TEXTE FOURNI.
————————

6 février 2018 – Le nombre de femmes et de filles victimes de mutilations génitales féminines (MGF) dans le monde pourrait passer de 200 millions à 268 millions d’ici à 2030 si aucune action concertée et rapide n’est mise en œuvre pour éradiquer cette violation des droits humains, ont prévenu mardi les Nations Unies.

Fatima, 7 ans, chez elle dans la région des Afars, en Ethiopie. Elle a subi une mutilation génitale féminine à l’âge d’un an. Photo UNICEF/Holt

« La volonté politique a permis de remporter des succès dans plusieurs pays, mais ces progrès ne suffisent pas devant le rythme de la croissance démographique. Nous devons agir maintenant, de crainte que le nombre de cas ne continue d’augmenter », a déclaré le Secrétaire général de l’ONU, António Guterres, dans un message publié lors de la Journée internationale de la tolérance zéro pour les MGF

Le chef de l’ONU a rappelé que la dignité, la santé et le bien-être de millions de filles sont en jeu : « il n’y a pas de temps à perdre. Ensemble, nous pouvons et devons mettre fin à cette pratique néfaste », a dit M. Guterres.

————————

DONNÉES FOURNIES.
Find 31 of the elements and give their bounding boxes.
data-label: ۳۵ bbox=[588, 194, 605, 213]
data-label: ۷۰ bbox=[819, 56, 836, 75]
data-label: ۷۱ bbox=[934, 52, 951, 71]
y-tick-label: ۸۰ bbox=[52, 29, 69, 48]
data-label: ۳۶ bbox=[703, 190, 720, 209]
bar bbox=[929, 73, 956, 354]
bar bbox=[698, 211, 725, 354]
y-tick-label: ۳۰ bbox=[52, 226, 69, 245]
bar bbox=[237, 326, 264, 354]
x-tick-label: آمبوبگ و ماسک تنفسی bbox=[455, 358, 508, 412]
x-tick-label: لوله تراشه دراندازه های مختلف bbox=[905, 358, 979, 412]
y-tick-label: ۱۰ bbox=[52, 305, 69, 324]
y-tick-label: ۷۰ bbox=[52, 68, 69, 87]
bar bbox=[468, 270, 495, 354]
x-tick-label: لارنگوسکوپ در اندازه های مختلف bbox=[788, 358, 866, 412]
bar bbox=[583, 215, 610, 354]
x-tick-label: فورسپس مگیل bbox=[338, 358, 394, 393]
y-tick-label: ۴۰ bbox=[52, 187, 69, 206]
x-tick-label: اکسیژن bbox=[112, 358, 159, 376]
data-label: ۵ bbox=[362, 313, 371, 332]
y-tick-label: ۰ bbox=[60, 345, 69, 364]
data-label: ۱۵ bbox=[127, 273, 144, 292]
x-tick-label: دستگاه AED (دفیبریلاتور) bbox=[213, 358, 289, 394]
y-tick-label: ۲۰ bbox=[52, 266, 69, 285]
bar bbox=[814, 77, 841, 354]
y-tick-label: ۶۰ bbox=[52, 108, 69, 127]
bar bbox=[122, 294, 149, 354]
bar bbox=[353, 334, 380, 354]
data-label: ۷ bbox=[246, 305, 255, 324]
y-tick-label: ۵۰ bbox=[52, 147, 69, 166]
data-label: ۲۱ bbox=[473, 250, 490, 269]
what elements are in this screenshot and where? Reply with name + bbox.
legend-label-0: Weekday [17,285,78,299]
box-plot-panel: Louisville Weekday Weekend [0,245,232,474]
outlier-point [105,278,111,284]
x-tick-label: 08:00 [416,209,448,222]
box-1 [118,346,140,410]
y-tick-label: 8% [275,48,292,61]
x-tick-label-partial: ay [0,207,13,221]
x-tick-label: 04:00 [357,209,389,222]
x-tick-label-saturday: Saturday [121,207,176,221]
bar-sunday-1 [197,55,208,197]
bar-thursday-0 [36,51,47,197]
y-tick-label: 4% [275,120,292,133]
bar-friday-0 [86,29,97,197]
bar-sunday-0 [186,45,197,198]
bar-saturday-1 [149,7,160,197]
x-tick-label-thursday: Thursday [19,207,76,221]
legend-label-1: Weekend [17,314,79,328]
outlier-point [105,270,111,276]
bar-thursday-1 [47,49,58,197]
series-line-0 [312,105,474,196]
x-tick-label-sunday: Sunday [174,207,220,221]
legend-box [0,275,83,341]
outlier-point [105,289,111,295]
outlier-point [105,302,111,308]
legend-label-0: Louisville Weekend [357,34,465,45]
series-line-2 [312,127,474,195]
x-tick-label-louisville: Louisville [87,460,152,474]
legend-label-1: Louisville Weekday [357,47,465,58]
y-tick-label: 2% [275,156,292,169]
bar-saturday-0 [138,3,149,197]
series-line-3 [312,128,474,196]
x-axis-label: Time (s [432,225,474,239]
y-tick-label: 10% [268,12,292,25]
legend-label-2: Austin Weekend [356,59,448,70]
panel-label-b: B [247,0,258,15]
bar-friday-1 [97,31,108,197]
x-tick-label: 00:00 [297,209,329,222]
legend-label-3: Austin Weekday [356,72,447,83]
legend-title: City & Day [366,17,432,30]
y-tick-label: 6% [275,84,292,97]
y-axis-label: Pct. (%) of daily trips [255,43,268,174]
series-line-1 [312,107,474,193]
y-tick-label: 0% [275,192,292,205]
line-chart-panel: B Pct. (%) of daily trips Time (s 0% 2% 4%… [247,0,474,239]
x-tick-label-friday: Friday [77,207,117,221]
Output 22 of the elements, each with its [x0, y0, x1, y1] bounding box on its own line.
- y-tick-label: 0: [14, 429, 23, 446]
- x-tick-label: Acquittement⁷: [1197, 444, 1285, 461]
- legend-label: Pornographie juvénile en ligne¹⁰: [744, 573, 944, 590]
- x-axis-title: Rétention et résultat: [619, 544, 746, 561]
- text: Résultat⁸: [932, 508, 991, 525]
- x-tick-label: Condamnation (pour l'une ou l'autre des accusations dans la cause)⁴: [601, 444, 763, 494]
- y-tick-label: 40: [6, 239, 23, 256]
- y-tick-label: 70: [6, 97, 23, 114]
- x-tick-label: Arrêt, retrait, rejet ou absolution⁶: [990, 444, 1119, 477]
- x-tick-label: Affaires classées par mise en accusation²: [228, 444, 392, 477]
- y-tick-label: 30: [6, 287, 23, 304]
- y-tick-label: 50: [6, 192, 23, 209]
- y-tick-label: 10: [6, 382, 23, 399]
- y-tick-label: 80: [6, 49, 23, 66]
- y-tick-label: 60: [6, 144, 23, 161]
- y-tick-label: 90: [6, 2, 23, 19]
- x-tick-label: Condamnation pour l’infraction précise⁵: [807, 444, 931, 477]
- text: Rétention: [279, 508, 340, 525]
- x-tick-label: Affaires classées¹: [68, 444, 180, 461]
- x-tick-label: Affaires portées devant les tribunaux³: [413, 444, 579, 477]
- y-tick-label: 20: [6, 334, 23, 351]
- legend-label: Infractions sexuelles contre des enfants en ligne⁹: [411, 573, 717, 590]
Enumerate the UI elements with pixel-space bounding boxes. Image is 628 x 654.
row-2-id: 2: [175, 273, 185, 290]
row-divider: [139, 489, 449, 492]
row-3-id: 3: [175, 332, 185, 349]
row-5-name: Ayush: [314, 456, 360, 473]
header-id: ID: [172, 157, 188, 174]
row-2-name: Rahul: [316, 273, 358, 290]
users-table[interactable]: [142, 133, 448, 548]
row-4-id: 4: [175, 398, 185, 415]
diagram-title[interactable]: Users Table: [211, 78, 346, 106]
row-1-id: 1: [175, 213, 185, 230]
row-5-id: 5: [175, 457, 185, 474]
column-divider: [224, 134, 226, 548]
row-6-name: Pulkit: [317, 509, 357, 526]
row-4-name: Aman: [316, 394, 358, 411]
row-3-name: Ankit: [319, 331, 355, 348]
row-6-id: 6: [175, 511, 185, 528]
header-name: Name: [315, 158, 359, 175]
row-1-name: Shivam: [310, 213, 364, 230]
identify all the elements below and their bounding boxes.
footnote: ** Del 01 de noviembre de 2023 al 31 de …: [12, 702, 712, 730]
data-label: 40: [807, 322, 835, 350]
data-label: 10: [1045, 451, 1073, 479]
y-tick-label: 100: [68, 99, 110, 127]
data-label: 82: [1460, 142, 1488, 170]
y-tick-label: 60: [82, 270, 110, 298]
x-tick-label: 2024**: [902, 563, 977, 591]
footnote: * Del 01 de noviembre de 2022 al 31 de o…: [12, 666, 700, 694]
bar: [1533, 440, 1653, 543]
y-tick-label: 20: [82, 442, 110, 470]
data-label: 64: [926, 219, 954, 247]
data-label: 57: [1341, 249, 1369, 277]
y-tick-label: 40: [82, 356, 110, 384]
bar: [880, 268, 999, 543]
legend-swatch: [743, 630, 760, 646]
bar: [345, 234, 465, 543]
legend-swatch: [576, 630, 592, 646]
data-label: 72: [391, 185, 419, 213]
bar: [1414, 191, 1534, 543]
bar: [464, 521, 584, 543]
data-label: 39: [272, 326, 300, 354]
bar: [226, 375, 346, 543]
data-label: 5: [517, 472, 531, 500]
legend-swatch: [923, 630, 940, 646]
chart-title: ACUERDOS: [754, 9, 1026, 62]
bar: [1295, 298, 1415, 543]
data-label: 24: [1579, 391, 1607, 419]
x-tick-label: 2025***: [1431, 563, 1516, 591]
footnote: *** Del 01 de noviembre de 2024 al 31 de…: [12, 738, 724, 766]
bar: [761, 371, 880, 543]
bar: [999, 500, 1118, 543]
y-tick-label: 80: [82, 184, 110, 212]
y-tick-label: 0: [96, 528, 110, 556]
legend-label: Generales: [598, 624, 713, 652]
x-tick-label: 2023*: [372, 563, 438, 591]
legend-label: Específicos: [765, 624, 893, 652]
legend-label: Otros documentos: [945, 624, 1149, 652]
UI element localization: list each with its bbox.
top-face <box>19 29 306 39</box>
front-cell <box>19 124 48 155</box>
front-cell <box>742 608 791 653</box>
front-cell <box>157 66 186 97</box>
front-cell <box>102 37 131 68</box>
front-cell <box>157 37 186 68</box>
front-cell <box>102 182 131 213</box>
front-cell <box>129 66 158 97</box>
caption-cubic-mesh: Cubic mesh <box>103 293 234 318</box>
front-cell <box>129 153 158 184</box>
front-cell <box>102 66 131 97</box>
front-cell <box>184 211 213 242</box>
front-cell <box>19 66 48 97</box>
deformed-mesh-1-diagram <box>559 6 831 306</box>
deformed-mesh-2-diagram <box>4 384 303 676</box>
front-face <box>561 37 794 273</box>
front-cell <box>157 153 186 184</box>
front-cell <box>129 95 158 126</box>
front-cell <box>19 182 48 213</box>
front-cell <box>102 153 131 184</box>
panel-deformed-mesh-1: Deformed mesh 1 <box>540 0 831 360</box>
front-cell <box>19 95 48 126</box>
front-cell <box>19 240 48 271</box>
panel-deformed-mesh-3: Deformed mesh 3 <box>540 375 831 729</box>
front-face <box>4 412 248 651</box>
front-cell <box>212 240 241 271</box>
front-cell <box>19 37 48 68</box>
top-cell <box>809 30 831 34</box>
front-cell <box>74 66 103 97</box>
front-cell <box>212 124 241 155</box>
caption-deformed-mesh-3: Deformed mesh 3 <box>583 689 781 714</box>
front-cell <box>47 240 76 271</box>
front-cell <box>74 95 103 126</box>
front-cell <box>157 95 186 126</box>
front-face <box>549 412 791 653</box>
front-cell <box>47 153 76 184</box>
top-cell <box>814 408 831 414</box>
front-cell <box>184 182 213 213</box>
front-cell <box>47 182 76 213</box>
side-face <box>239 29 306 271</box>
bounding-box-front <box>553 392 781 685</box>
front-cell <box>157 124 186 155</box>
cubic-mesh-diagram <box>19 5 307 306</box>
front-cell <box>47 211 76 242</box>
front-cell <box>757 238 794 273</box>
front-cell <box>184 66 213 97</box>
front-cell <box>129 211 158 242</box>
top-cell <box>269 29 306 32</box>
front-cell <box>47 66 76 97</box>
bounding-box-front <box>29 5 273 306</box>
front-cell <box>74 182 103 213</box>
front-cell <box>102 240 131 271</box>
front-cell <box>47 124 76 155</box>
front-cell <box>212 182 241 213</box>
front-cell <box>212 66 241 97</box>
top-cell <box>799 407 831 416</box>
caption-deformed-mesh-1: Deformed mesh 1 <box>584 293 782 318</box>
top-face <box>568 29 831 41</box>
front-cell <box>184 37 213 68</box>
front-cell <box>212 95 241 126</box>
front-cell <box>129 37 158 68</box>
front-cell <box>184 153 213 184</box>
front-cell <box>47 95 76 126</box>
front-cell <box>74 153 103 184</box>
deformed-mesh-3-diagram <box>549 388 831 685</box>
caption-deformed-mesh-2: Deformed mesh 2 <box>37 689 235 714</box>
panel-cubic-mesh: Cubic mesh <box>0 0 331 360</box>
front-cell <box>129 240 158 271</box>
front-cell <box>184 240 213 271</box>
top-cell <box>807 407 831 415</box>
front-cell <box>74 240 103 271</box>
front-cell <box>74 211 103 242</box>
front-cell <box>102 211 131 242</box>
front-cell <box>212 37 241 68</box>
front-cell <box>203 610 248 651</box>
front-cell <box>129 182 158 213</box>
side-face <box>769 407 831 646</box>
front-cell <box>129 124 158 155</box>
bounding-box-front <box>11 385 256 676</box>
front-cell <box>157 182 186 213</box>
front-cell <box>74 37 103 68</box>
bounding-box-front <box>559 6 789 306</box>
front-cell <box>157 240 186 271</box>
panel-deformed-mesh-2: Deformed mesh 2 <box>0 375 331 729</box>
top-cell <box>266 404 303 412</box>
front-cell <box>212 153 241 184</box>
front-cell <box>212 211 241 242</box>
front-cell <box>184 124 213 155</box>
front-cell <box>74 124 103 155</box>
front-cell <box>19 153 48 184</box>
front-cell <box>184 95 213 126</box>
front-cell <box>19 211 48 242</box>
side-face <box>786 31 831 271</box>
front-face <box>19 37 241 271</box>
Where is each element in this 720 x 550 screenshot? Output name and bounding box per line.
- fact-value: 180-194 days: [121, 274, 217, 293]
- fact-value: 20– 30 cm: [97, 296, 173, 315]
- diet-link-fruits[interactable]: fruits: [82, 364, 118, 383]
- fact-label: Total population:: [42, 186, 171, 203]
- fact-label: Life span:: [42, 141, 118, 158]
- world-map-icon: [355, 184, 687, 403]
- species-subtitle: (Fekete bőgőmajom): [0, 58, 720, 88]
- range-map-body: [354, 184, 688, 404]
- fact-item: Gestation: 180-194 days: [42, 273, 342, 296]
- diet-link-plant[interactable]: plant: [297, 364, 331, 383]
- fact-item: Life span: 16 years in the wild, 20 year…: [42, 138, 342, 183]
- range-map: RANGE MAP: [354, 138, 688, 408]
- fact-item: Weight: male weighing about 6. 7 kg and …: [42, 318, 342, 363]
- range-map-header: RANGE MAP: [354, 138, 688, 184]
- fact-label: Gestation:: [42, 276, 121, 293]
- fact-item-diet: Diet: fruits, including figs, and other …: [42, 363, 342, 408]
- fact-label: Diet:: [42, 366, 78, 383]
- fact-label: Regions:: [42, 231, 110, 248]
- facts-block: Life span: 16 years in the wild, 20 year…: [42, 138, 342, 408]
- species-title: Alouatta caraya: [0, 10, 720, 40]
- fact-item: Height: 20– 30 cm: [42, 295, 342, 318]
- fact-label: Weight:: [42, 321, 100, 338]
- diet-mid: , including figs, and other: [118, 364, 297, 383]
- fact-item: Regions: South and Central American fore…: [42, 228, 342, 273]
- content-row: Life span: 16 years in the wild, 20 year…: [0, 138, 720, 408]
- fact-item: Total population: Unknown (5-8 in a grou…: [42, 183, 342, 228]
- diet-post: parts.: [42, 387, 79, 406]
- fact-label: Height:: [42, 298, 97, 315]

————————

TÂCHES À RÉALISER.
1. Recopiez mot pour mot le passage du texte fourni situé entre « Fatima, 7 ans, chez » et « dit M. Guterres. », ces deux bornes comprises.
2. D'après le texte fourni, combien de femmes et de filles pourraient être victimes de mutilations génitales féminines d'ici à 2030 sans action concertée et rapide ?

RÉSULTATS DES TÂCHES.
1.
Fatima, 7 ans, chez elle dans la région des Afars, en Ethiopie. Elle a subi une mutilation génitale féminine à l’âge d’un an. Photo UNICEF/Holt

« La volonté politique a permis de remporter des succès dans plusieurs pays, mais ces progrès ne suffisent pas devant le rythme de la croissance démographique. Nous devons agir maintenant, de crainte que le nombre de cas ne continue d’augmenter », a déclaré le Secrétaire général de l’ONU, António Guterres, dans un message publié lors de la Journée internationale de la tolérance zéro pour les MGF

Le chef de l’ONU a rappelé que la dignité, la santé et le bien-être de millions de filles sont en jeu : « il n’y a pas de temps à perdre. Ensemble, nous pouvons et devons mettre fin à cette pratique néfaste », a dit M. Guterres.

2. 268 millions.